(Data entries)
**********

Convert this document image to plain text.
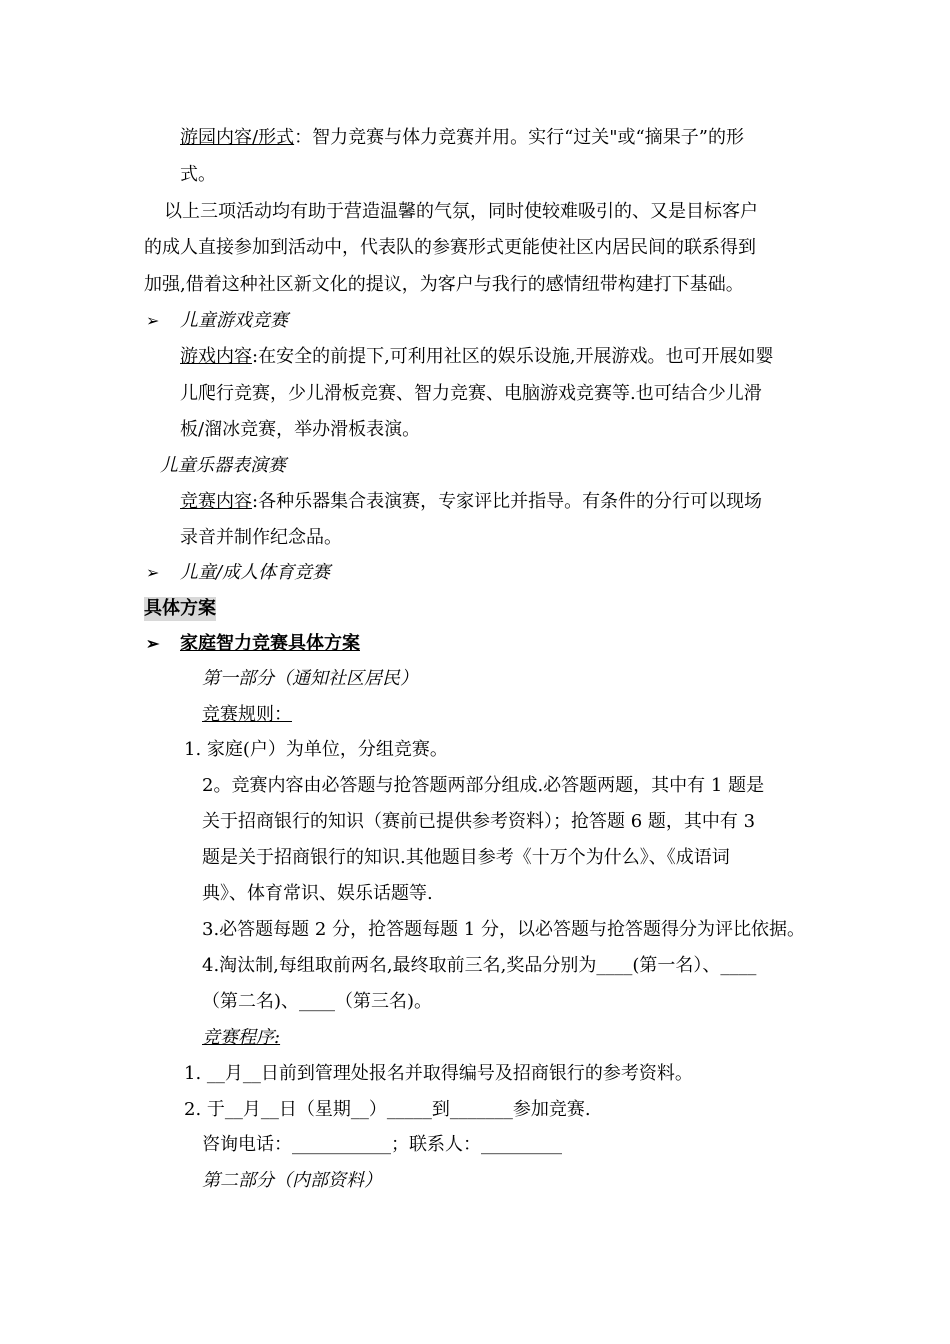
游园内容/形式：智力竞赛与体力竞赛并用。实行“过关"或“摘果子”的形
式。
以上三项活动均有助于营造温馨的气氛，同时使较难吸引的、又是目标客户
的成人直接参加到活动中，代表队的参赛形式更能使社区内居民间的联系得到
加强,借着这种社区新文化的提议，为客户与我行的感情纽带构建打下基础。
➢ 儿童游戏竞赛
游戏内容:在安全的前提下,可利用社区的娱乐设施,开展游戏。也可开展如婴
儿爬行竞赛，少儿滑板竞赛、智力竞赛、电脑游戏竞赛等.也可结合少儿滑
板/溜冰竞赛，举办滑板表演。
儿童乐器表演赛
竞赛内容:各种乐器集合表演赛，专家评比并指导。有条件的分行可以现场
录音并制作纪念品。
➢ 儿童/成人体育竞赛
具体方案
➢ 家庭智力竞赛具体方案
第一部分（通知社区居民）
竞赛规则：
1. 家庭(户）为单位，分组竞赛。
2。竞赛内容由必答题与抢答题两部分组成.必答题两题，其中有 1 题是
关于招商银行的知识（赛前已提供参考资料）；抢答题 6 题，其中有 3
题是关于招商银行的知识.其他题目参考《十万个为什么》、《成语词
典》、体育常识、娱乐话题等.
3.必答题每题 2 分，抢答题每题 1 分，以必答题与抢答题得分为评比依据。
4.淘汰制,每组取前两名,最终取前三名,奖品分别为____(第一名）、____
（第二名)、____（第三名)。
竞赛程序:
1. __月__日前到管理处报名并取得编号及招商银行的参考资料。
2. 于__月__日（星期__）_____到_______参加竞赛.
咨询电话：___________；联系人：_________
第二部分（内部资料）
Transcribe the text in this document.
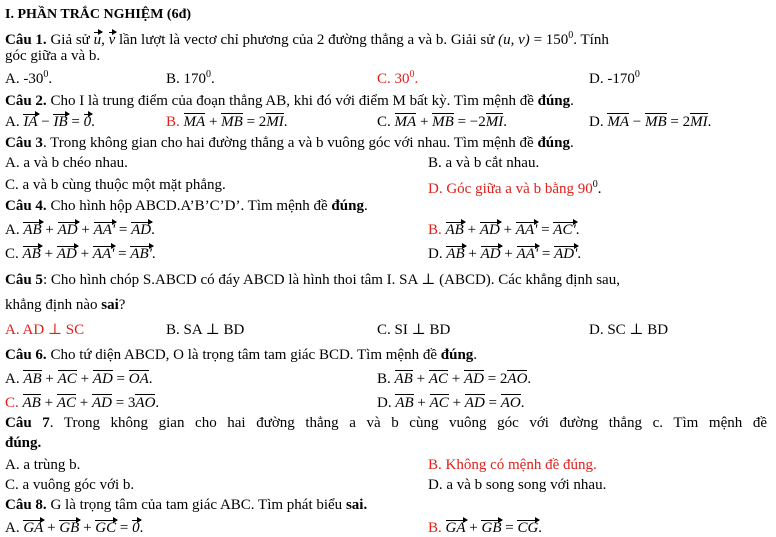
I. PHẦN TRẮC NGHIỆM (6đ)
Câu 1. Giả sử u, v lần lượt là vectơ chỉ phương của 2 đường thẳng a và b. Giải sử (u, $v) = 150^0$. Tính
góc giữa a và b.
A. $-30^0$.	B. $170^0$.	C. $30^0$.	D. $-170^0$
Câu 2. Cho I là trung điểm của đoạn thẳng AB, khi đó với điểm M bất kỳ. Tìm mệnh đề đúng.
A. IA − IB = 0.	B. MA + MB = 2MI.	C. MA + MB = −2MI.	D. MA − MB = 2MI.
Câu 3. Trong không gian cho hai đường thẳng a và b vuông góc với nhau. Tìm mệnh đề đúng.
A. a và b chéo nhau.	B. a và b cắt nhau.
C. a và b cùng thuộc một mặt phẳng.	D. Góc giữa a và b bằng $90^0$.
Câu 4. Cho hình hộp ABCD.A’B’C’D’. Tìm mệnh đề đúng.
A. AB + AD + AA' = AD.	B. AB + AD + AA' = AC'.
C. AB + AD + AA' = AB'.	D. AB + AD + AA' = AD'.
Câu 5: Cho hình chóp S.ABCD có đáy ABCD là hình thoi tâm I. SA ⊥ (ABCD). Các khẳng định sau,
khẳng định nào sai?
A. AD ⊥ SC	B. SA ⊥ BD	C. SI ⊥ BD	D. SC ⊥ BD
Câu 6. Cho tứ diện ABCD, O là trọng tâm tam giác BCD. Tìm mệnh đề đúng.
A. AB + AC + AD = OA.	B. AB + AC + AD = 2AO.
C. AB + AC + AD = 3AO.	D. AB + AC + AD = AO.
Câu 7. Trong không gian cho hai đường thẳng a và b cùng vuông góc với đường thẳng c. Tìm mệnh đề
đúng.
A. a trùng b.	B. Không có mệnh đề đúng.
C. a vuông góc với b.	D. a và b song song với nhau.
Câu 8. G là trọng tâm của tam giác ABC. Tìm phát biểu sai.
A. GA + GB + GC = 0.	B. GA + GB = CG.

**********

• **Job**
Could you repeat all of the material exactly? Pictures should not be copied.

• **Answer in full**
Convert this document image to plain text.
游园内容/形式：智力竞赛与体力竞赛并用。实行“过关"或“摘果子”的形
式。
以上三项活动均有助于营造温馨的气氛，同时使较难吸引的、又是目标客户
的成人直接参加到活动中，代表队的参赛形式更能使社区内居民间的联系得到
加强,借着这种社区新文化的提议，为客户与我行的感情纽带构建打下基础。
➢ 儿童游戏竞赛
游戏内容:在安全的前提下,可利用社区的娱乐设施,开展游戏。也可开展如婴
儿爬行竞赛，少儿滑板竞赛、智力竞赛、电脑游戏竞赛等.也可结合少儿滑
板/溜冰竞赛，举办滑板表演。
儿童乐器表演赛
竞赛内容:各种乐器集合表演赛，专家评比并指导。有条件的分行可以现场
录音并制作纪念品。
➢ 儿童/成人体育竞赛
具体方案
➢ 家庭智力竞赛具体方案
第一部分（通知社区居民）
竞赛规则：
1. 家庭(户）为单位，分组竞赛。
2。竞赛内容由必答题与抢答题两部分组成.必答题两题，其中有 1 题是
关于招商银行的知识（赛前已提供参考资料）；抢答题 6 题，其中有 3
题是关于招商银行的知识.其他题目参考《十万个为什么》、《成语词
典》、体育常识、娱乐话题等.
3.必答题每题 2 分，抢答题每题 1 分，以必答题与抢答题得分为评比依据。
4.淘汰制,每组取前两名,最终取前三名,奖品分别为____(第一名）、____
（第二名)、____（第三名)。
竞赛程序:
1. __月__日前到管理处报名并取得编号及招商银行的参考资料。
2. 于__月__日（星期__）_____到_______参加竞赛.
咨询电话：___________；联系人：_________
第二部分（内部资料）
Transcribe the text in this document.
I. PHẦN TRẮC NGHIỆM (6đ)
Câu 1. Giả sử u, v lần lượt là vectơ chỉ phương của 2 đường thẳng a và b. Giải sử (u, $v) = 150^0$. Tính
góc giữa a và b.
A. $-30^0$.	B. $170^0$.	C. $30^0$.	D. $-170^0$
Câu 2. Cho I là trung điểm của đoạn thẳng AB, khi đó với điểm M bất kỳ. Tìm mệnh đề đúng.
A. IA − IB = 0.	B. MA + MB = 2MI.	C. MA + MB = −2MI.	D. MA − MB = 2MI.
Câu 3. Trong không gian cho hai đường thẳng a và b vuông góc với nhau. Tìm mệnh đề đúng.
A. a và b chéo nhau.	B. a và b cắt nhau.
C. a và b cùng thuộc một mặt phẳng.	D. Góc giữa a và b bằng $90^0$.
Câu 4. Cho hình hộp ABCD.A’B’C’D’. Tìm mệnh đề đúng.
A. AB + AD + AA' = AD.	B. AB + AD + AA' = AC'.
C. AB + AD + AA' = AB'.	D. AB + AD + AA' = AD'.
Câu 5: Cho hình chóp S.ABCD có đáy ABCD là hình thoi tâm I. SA ⊥ (ABCD). Các khẳng định sau,
khẳng định nào sai?
A. AD ⊥ SC	B. SA ⊥ BD	C. SI ⊥ BD	D. SC ⊥ BD
Câu 6. Cho tứ diện ABCD, O là trọng tâm tam giác BCD. Tìm mệnh đề đúng.
A. AB + AC + AD = OA.	B. AB + AC + AD = 2AO.
C. AB + AC + AD = 3AO.	D. AB + AC + AD = AO.
Câu 7. Trong không gian cho hai đường thẳng a và b cùng vuông góc với đường thẳng c. Tìm mệnh đề
đúng.
A. a trùng b.	B. Không có mệnh đề đúng.
C. a vuông góc với b.	D. a và b song song với nhau.
Câu 8. G là trọng tâm của tam giác ABC. Tìm phát biểu sai.
A. GA + GB + GC = 0.	B. GA + GB = CG.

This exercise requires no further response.